To be done
In the records below, find each line with the word "label" and copy it.

Data records
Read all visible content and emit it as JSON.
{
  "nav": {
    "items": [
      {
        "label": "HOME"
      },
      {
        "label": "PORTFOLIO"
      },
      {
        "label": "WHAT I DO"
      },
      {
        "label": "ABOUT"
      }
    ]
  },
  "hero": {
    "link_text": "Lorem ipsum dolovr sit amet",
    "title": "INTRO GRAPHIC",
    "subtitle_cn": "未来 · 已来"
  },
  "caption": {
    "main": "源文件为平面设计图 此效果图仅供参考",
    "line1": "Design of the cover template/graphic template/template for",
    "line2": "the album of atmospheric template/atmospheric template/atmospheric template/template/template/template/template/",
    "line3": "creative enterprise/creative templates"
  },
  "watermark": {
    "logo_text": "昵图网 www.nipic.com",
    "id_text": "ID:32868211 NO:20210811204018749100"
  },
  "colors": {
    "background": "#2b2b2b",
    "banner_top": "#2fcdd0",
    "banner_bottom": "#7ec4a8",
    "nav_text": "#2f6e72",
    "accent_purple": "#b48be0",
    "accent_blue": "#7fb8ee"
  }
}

Solution to the problem
        "label": "HOME"
        "label": "PORTFOLIO"
        "label": "WHAT I DO"
        "label": "ABOUT"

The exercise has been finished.